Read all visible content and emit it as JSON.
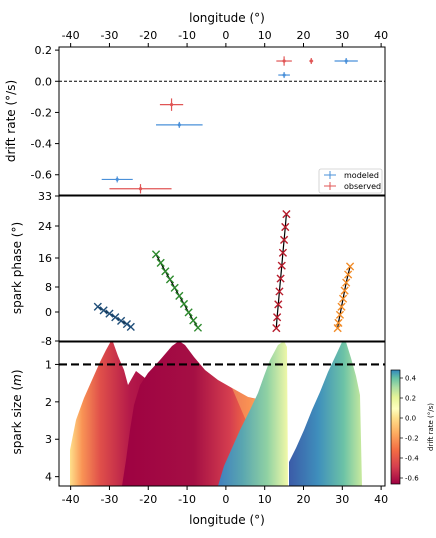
{
  "chart_data": [
    {
      "type": "scatter",
      "panel": "drift-rate",
      "xlabel": "longitude (°)",
      "ylabel": "drift rate (°/s)",
      "xlim": [
        -43,
        41
      ],
      "ylim": [
        -0.73,
        0.22
      ],
      "x_ticks": [
        "-40",
        "-30",
        "-20",
        "-10",
        "0",
        "10",
        "20",
        "30",
        "40"
      ],
      "y_ticks": [
        "0.2",
        "0.0",
        "-0.2",
        "-0.4",
        "-0.6"
      ],
      "reference_line": {
        "y": 0.0,
        "style": "dashed"
      },
      "legend_position": "lower-right",
      "series": [
        {
          "name": "modeled",
          "color": "#4a90d9",
          "points": [
            {
              "x": -28,
              "y": -0.63,
              "xerr": 4,
              "yerr": 0.0
            },
            {
              "x": -12,
              "y": -0.28,
              "xerr": 6,
              "yerr": 0.0
            },
            {
              "x": 15,
              "y": 0.04,
              "xerr": 1.5,
              "yerr": 0.0
            },
            {
              "x": 31,
              "y": 0.13,
              "xerr": 3,
              "yerr": 0.0
            }
          ]
        },
        {
          "name": "observed",
          "color": "#e05555",
          "points": [
            {
              "x": -22,
              "y": -0.69,
              "xerr": 8,
              "yerr": 0.03
            },
            {
              "x": -14,
              "y": -0.15,
              "xerr": 3,
              "yerr": 0.04
            },
            {
              "x": 15,
              "y": 0.13,
              "xerr": 2,
              "yerr": 0.03
            },
            {
              "x": 22,
              "y": 0.13,
              "xerr": 0.5,
              "yerr": 0.01
            }
          ]
        }
      ]
    },
    {
      "type": "scatter",
      "panel": "spark-phase",
      "ylabel": "spark phase (°)",
      "xlim": [
        -43,
        41
      ],
      "ylim": [
        -3,
        33
      ],
      "y_ticks": [
        "33",
        "24",
        "16",
        "8",
        "0",
        "-8"
      ],
      "series": [
        {
          "color": "#1f4e79",
          "points": [
            {
              "x": -33,
              "y": 5.5
            },
            {
              "x": -31.5,
              "y": 4.6
            },
            {
              "x": -30,
              "y": 3.8
            },
            {
              "x": -28.5,
              "y": 2.9
            },
            {
              "x": -27,
              "y": 2.0
            },
            {
              "x": -25.5,
              "y": 1.2
            },
            {
              "x": -24.5,
              "y": 0.5
            }
          ]
        },
        {
          "color": "#2d8a2d",
          "points": [
            {
              "x": -18,
              "y": 18.5
            },
            {
              "x": -16.8,
              "y": 16.4
            },
            {
              "x": -15.6,
              "y": 14.3
            },
            {
              "x": -14.4,
              "y": 12.3
            },
            {
              "x": -13.2,
              "y": 10.2
            },
            {
              "x": -12,
              "y": 8.2
            },
            {
              "x": -10.8,
              "y": 6.2
            },
            {
              "x": -9.6,
              "y": 4.1
            },
            {
              "x": -8.4,
              "y": 2.1
            },
            {
              "x": -7.2,
              "y": 0.3
            }
          ]
        },
        {
          "color": "#b71c2c",
          "points": [
            {
              "x": 15.6,
              "y": 28.5
            },
            {
              "x": 15.3,
              "y": 25.3
            },
            {
              "x": 15.0,
              "y": 22.1
            },
            {
              "x": 14.7,
              "y": 18.9
            },
            {
              "x": 14.4,
              "y": 15.7
            },
            {
              "x": 14.1,
              "y": 12.5
            },
            {
              "x": 13.8,
              "y": 9.3
            },
            {
              "x": 13.5,
              "y": 6.1
            },
            {
              "x": 13.2,
              "y": 2.9
            },
            {
              "x": 13.0,
              "y": 0.2
            }
          ]
        },
        {
          "color": "#f28c28",
          "points": [
            {
              "x": 32,
              "y": 15.5
            },
            {
              "x": 31.5,
              "y": 13.5
            },
            {
              "x": 31.0,
              "y": 11.5
            },
            {
              "x": 30.6,
              "y": 9.5
            },
            {
              "x": 30.2,
              "y": 7.5
            },
            {
              "x": 29.8,
              "y": 5.5
            },
            {
              "x": 29.4,
              "y": 3.5
            },
            {
              "x": 29.0,
              "y": 1.5
            },
            {
              "x": 28.8,
              "y": 0.2
            }
          ]
        }
      ]
    },
    {
      "type": "area",
      "panel": "spark-size",
      "xlabel": "longitude (°)",
      "ylabel": "spark size (m)",
      "xlim": [
        -43,
        41
      ],
      "ylim": [
        4.25,
        0.4
      ],
      "y_ticks": [
        "1",
        "2",
        "3",
        "4"
      ],
      "x_ticks": [
        "-40",
        "-30",
        "-20",
        "-10",
        "0",
        "10",
        "20",
        "30",
        "40"
      ],
      "reference_line": {
        "y": 1.0,
        "style": "dashed"
      },
      "colorbar": {
        "label": "drift rate (°/s)",
        "ticks": [
          "0.4",
          "0.2",
          "0.0",
          "-0.2",
          "-0.4",
          "-0.6"
        ],
        "range": [
          -0.66,
          0.48
        ],
        "colormap": "Spectral"
      }
    }
  ]
}
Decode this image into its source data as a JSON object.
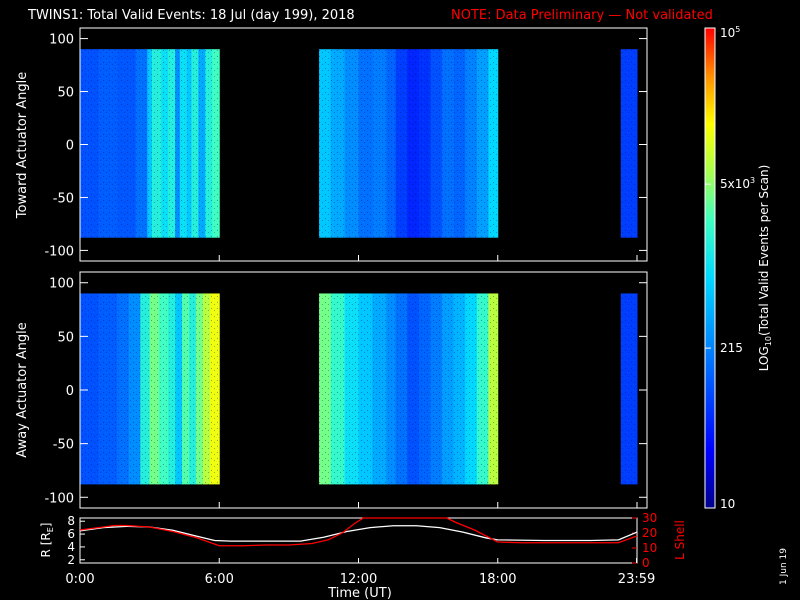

> _Aim of the exercise_:
Provide only the number of lines in the records containing the string "ylabel".

> _Exercise response_:
3